# TASK:
Show all lines from the listing below that contain "kategori".

## begin RECORD SET

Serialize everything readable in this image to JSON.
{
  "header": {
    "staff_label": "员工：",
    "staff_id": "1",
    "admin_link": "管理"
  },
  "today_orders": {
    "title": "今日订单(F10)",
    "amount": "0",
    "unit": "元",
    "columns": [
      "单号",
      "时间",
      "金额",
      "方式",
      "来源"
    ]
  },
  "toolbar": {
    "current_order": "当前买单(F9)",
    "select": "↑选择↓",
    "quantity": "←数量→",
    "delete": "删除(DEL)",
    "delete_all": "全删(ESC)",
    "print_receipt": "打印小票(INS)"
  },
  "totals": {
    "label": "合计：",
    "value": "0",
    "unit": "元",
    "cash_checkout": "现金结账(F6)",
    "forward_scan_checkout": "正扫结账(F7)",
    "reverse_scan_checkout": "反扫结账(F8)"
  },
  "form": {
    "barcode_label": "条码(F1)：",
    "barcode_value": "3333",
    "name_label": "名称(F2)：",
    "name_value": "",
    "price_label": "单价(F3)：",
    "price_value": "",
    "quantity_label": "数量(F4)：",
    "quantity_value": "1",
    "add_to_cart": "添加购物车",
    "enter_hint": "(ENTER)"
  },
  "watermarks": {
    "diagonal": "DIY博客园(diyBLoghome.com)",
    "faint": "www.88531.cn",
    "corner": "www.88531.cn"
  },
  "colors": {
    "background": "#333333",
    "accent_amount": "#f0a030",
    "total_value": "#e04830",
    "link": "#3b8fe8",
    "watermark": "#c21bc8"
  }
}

## end RECORD SET
## begin RECORD SET

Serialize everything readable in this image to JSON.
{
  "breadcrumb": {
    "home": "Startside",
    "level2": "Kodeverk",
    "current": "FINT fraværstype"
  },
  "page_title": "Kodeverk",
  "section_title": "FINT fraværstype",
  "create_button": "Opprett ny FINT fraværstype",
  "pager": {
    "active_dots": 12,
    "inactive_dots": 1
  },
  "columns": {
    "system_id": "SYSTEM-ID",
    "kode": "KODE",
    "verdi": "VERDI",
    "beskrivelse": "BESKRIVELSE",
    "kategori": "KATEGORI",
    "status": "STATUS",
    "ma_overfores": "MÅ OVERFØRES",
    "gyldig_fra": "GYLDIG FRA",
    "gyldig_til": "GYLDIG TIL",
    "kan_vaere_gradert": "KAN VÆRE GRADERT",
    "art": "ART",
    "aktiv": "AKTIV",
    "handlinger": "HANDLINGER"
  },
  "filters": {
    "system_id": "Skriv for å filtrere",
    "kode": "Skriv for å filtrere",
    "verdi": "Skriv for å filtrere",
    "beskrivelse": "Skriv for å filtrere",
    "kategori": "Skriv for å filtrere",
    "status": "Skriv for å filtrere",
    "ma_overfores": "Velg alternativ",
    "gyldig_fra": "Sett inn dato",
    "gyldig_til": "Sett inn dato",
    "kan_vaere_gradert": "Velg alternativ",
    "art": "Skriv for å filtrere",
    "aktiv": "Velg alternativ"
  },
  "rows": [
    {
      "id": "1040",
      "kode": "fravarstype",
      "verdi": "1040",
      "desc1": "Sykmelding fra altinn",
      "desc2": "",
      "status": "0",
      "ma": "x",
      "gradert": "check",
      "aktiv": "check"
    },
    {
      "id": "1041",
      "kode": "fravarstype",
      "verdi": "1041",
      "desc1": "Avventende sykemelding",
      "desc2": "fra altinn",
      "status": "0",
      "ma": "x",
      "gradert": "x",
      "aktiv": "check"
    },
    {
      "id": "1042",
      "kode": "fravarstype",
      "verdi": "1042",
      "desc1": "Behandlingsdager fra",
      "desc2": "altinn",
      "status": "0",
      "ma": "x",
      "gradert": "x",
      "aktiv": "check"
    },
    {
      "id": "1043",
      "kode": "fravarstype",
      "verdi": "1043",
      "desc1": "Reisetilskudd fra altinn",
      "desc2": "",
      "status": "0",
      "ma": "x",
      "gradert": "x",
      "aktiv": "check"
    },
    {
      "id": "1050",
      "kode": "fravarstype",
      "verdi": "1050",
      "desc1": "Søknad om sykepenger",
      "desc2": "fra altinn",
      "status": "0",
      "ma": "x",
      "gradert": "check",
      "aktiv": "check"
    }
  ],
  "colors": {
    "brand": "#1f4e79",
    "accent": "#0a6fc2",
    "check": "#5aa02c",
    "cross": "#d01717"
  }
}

## end RECORD SET

# REPLY:
    "kategori": "KATEGORI",
    "kategori": "Skriv for å filtrere",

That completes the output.